EXCERPTED DATA:
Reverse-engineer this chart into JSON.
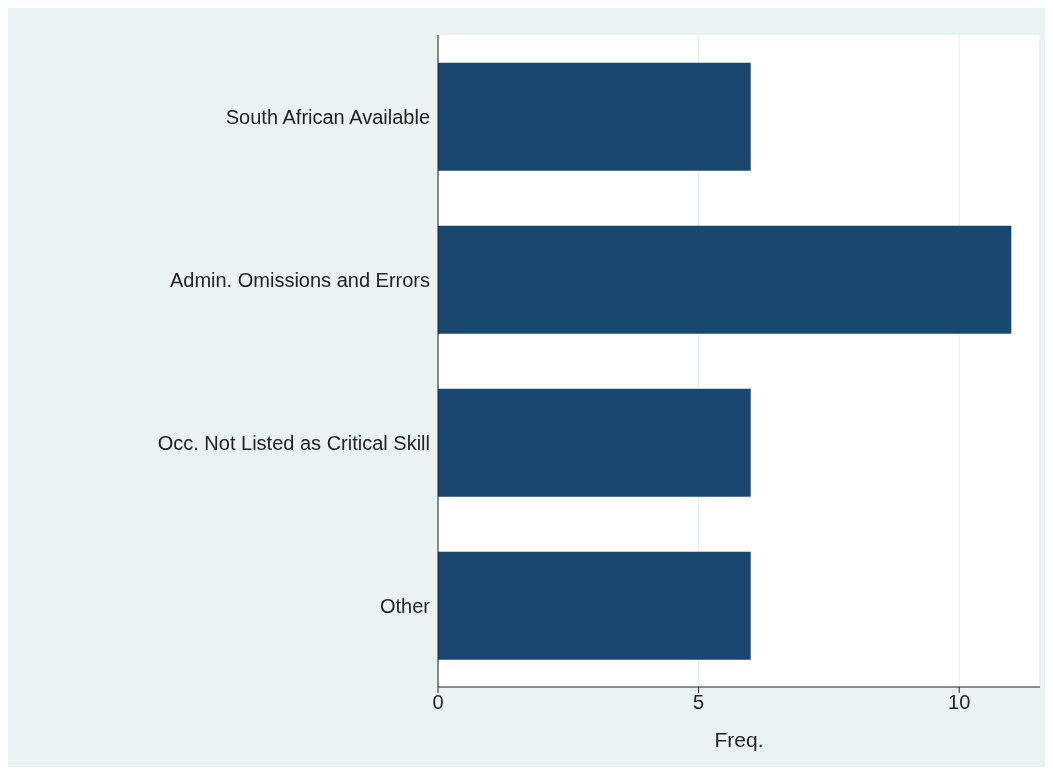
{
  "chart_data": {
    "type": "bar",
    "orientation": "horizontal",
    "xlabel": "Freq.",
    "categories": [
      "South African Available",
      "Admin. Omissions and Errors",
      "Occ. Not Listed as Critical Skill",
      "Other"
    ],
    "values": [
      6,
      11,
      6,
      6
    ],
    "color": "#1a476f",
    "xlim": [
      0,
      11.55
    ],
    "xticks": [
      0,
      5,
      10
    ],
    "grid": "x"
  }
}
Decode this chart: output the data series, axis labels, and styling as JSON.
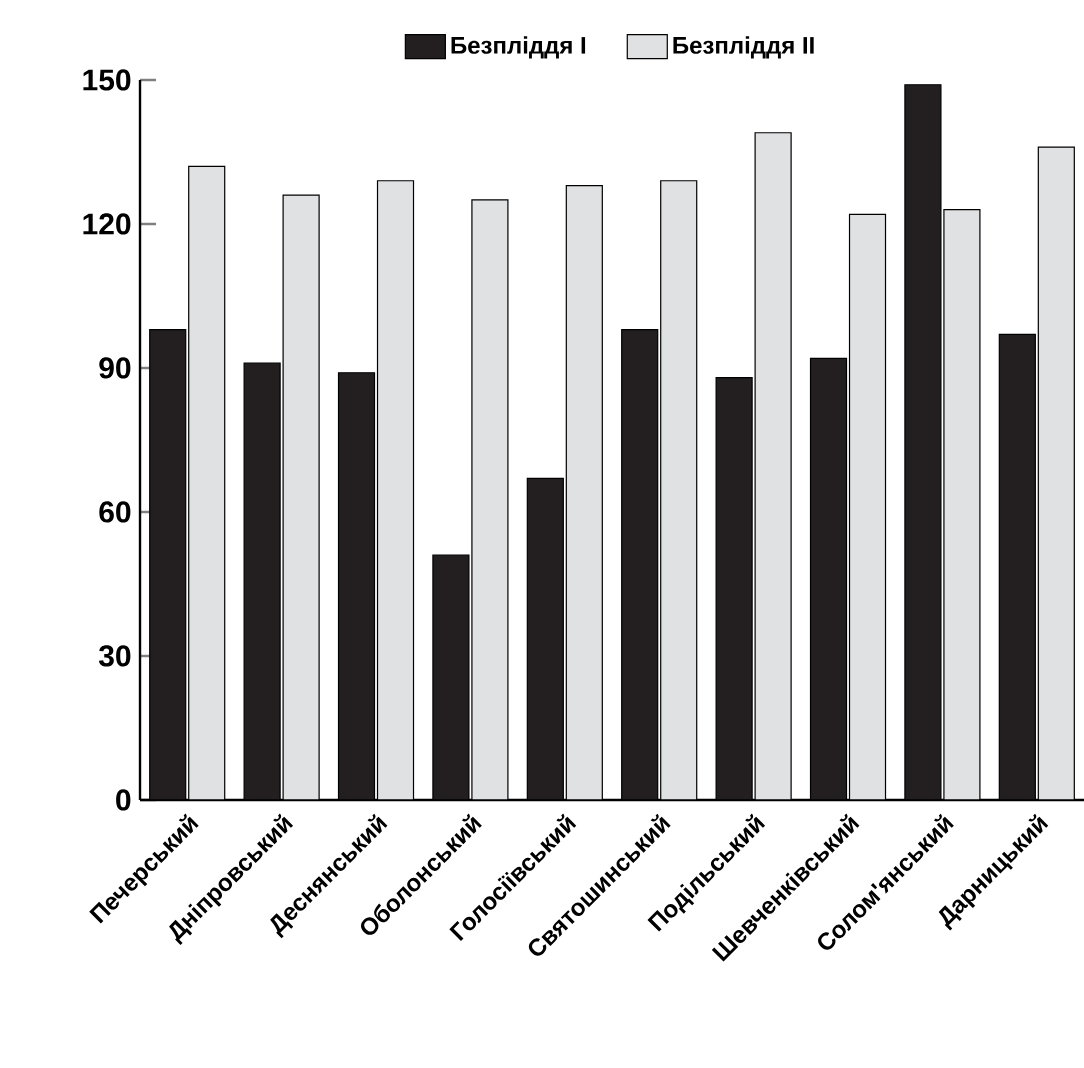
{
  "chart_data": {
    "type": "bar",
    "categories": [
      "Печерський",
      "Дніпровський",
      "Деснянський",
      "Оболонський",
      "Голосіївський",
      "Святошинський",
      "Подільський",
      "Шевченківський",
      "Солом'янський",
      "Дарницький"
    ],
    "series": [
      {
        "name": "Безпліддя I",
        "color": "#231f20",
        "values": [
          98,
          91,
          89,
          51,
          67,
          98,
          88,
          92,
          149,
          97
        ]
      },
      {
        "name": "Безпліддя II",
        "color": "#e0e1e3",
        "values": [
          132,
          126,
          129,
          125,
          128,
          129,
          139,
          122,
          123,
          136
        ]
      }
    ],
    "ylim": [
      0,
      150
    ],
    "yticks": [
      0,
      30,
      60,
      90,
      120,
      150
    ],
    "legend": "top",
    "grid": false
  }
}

OBJECTIVE:
Quote every record above exactly, leaving out the pictures.

TASK ANSWER:
Reverse-engineer this chart into JSON.
{
  "chart_data": {
    "type": "bar",
    "orientation": "horizontal",
    "xlabel": "Freq.",
    "categories": [
      "South African Available",
      "Admin. Omissions and Errors",
      "Occ. Not Listed as Critical Skill",
      "Other"
    ],
    "values": [
      6,
      11,
      6,
      6
    ],
    "color": "#1a476f",
    "xlim": [
      0,
      11.55
    ],
    "xticks": [
      0,
      5,
      10
    ],
    "grid": "x"
  }
}
Decode this chart: output the data series, axis labels, and styling as JSON.
{
  "chart_data": {
    "type": "bar",
    "categories": [
      "Печерський",
      "Дніпровський",
      "Деснянський",
      "Оболонський",
      "Голосіївський",
      "Святошинський",
      "Подільський",
      "Шевченківський",
      "Солом'янський",
      "Дарницький"
    ],
    "series": [
      {
        "name": "Безпліддя I",
        "color": "#231f20",
        "values": [
          98,
          91,
          89,
          51,
          67,
          98,
          88,
          92,
          149,
          97
        ]
      },
      {
        "name": "Безпліддя II",
        "color": "#e0e1e3",
        "values": [
          132,
          126,
          129,
          125,
          128,
          129,
          139,
          122,
          123,
          136
        ]
      }
    ],
    "ylim": [
      0,
      150
    ],
    "yticks": [
      0,
      30,
      60,
      90,
      120,
      150
    ],
    "legend": "top",
    "grid": false
  }
}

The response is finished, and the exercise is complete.